Aim of the task: Copy everything in the listing below word for word, apart from any images.
★ ★ ★ ★
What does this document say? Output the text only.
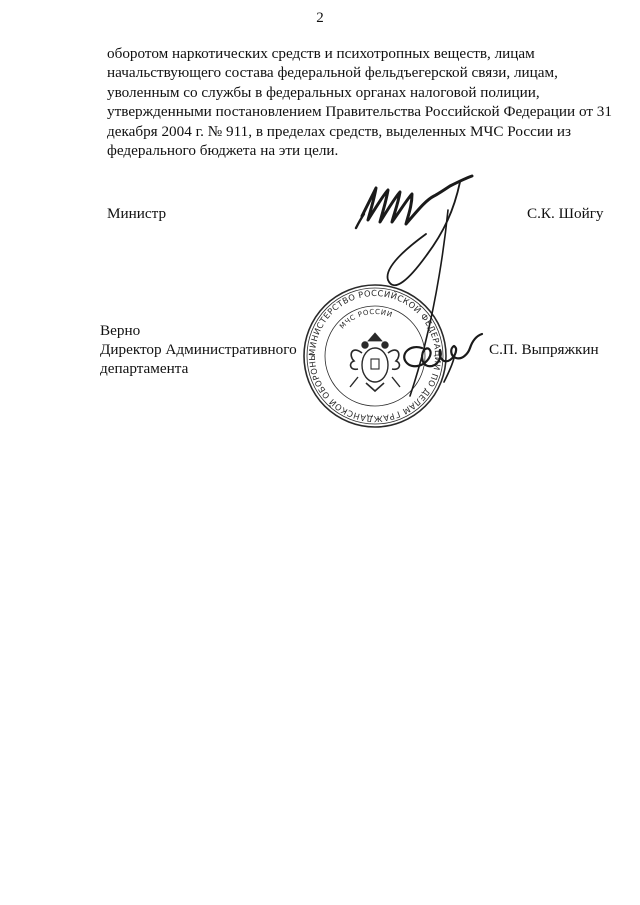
2

оборотом наркотических средств и психотропных веществ, лицам
начальствующего состава федеральной фельдъегерской связи, лицам,
уволенным со службы в федеральных органах налоговой полиции,
утвержденными постановлением Правительства Российской Федерации от 31
декабря 2004 г. № 911, в пределах средств, выделенных МЧС России из
федерального бюджета на эти цели.

Министр	С.К. Шойгу
МИНИСТЕРСТВО РОССИЙСКОЙ ФЕДЕРАЦИИ ПО ДЕЛАМ ГРАЖДАНСКОЙ ОБОРОНЫ
МЧС РОССИИ
Верно
Директор Административного
департамента
С.П. Выпряжкин
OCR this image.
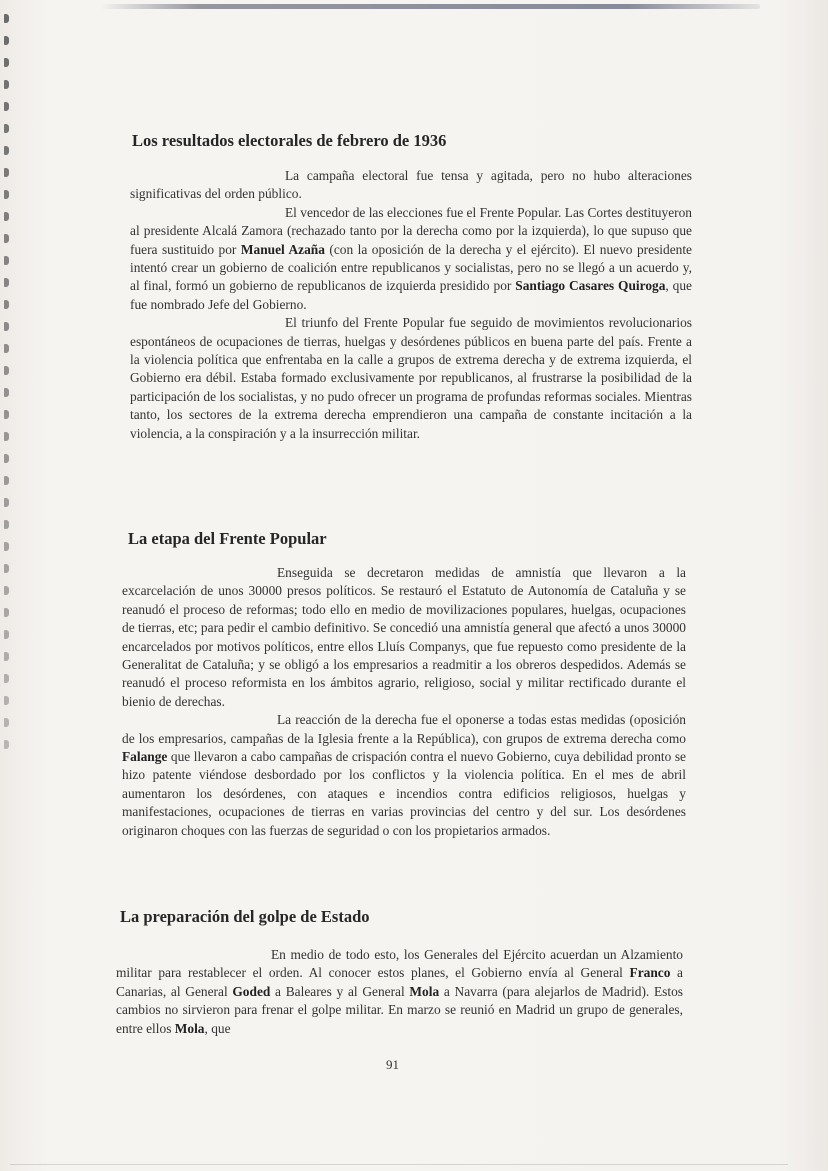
Los resultados electorales de febrero de 1936

La campaña electoral fue tensa y agitada, pero no hubo alteraciones significativas del orden público.

El vencedor de las elecciones fue el Frente Popular. Las Cortes destituyeron al presidente Alcalá Zamora (rechazado tanto por la derecha como por la izquierda), lo que supuso que fuera sustituido por Manuel Azaña (con la oposición de la derecha y el ejército). El nuevo presidente intentó crear un gobierno de coalición entre republicanos y socialistas, pero no se llegó a un acuerdo y, al final, formó un gobierno de republicanos de izquierda presidido por Santiago Casares Quiroga, que fue nombrado Jefe del Gobierno.

El triunfo del Frente Popular fue seguido de movimientos revolucionarios espontáneos de ocupaciones de tierras, huelgas y desórdenes públicos en buena parte del país. Frente a la violencia política que enfrentaba en la calle a grupos de extrema derecha y de extrema izquierda, el Gobierno era débil. Estaba formado exclusivamente por republicanos, al frustrarse la posibilidad de la participación de los socialistas, y no pudo ofrecer un programa de profundas reformas sociales. Mientras tanto, los sectores de la extrema derecha emprendieron una campaña de constante incitación a la violencia, a la conspiración y a la insurrección militar.

La etapa del Frente Popular

Enseguida se decretaron medidas de amnistía que llevaron a la excarcelación de unos 30000 presos políticos. Se restauró el Estatuto de Autonomía de Cataluña y se reanudó el proceso de reformas; todo ello en medio de movilizaciones populares, huelgas, ocupaciones de tierras, etc; para pedir el cambio definitivo. Se concedió una amnistía general que afectó a unos 30000 encarcelados por motivos políticos, entre ellos Lluís Companys, que fue repuesto como presidente de la Generalitat de Cataluña; y se obligó a los empresarios a readmitir a los obreros despedidos. Además se reanudó el proceso reformista en los ámbitos agrario, religioso, social y militar rectificado durante el bienio de derechas.

La reacción de la derecha fue el oponerse a todas estas medidas (oposición de los empresarios, campañas de la Iglesia frente a la República), con grupos de extrema derecha como Falange que llevaron a cabo campañas de crispación contra el nuevo Gobierno, cuya debilidad pronto se hizo patente viéndose desbordado por los conflictos y la violencia política. En el mes de abril aumentaron los desórdenes, con ataques e incendios contra edificios religiosos, huelgas y manifestaciones, ocupaciones de tierras en varias provincias del centro y del sur. Los desórdenes originaron choques con las fuerzas de seguridad o con los propietarios armados.

La preparación del golpe de Estado

En medio de todo esto, los Generales del Ejército acuerdan un Alzamiento militar para restablecer el orden. Al conocer estos planes, el Gobierno envía al General Franco a Canarias, al General Goded a Baleares y al General Mola a Navarra (para alejarlos de Madrid). Estos cambios no sirvieron para frenar el golpe militar. En marzo se reunió en Madrid un grupo de generales, entre ellos Mola, que

91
★ ★ ★ ★
Answer for the task:
What does this document say? Output the text only.
2

оборотом наркотических средств и психотропных веществ, лицам
начальствующего состава федеральной фельдъегерской связи, лицам,
уволенным со службы в федеральных органах налоговой полиции,
утвержденными постановлением Правительства Российской Федерации от 31
декабря 2004 г. № 911, в пределах средств, выделенных МЧС России из
федерального бюджета на эти цели.

Министр	С.К. Шойгу
МИНИСТЕРСТВО РОССИЙСКОЙ ФЕДЕРАЦИИ ПО ДЕЛАМ ГРАЖДАНСКОЙ ОБОРОНЫ
МЧС РОССИИ
Верно
Директор Административного
департамента
С.П. Выпряжкин
OCR this image.
Los resultados electorales de febrero de 1936

La campaña electoral fue tensa y agitada, pero no hubo alteraciones significativas del orden público.

El vencedor de las elecciones fue el Frente Popular. Las Cortes destituyeron al presidente Alcalá Zamora (rechazado tanto por la derecha como por la izquierda), lo que supuso que fuera sustituido por Manuel Azaña (con la oposición de la derecha y el ejército). El nuevo presidente intentó crear un gobierno de coalición entre republicanos y socialistas, pero no se llegó a un acuerdo y, al final, formó un gobierno de republicanos de izquierda presidido por Santiago Casares Quiroga, que fue nombrado Jefe del Gobierno.

El triunfo del Frente Popular fue seguido de movimientos revolucionarios espontáneos de ocupaciones de tierras, huelgas y desórdenes públicos en buena parte del país. Frente a la violencia política que enfrentaba en la calle a grupos de extrema derecha y de extrema izquierda, el Gobierno era débil. Estaba formado exclusivamente por republicanos, al frustrarse la posibilidad de la participación de los socialistas, y no pudo ofrecer un programa de profundas reformas sociales. Mientras tanto, los sectores de la extrema derecha emprendieron una campaña de constante incitación a la violencia, a la conspiración y a la insurrección militar.

La etapa del Frente Popular

Enseguida se decretaron medidas de amnistía que llevaron a la excarcelación de unos 30000 presos políticos. Se restauró el Estatuto de Autonomía de Cataluña y se reanudó el proceso de reformas; todo ello en medio de movilizaciones populares, huelgas, ocupaciones de tierras, etc; para pedir el cambio definitivo. Se concedió una amnistía general que afectó a unos 30000 encarcelados por motivos políticos, entre ellos Lluís Companys, que fue repuesto como presidente de la Generalitat de Cataluña; y se obligó a los empresarios a readmitir a los obreros despedidos. Además se reanudó el proceso reformista en los ámbitos agrario, religioso, social y militar rectificado durante el bienio de derechas.

La reacción de la derecha fue el oponerse a todas estas medidas (oposición de los empresarios, campañas de la Iglesia frente a la República), con grupos de extrema derecha como Falange que llevaron a cabo campañas de crispación contra el nuevo Gobierno, cuya debilidad pronto se hizo patente viéndose desbordado por los conflictos y la violencia política. En el mes de abril aumentaron los desórdenes, con ataques e incendios contra edificios religiosos, huelgas y manifestaciones, ocupaciones de tierras en varias provincias del centro y del sur. Los desórdenes originaron choques con las fuerzas de seguridad o con los propietarios armados.

La preparación del golpe de Estado

En medio de todo esto, los Generales del Ejército acuerdan un Alzamiento militar para restablecer el orden. Al conocer estos planes, el Gobierno envía al General Franco a Canarias, al General Goded a Baleares y al General Mola a Navarra (para alejarlos de Madrid). Estos cambios no sirvieron para frenar el golpe militar. En marzo se reunió en Madrid un grupo de generales, entre ellos Mola, que

91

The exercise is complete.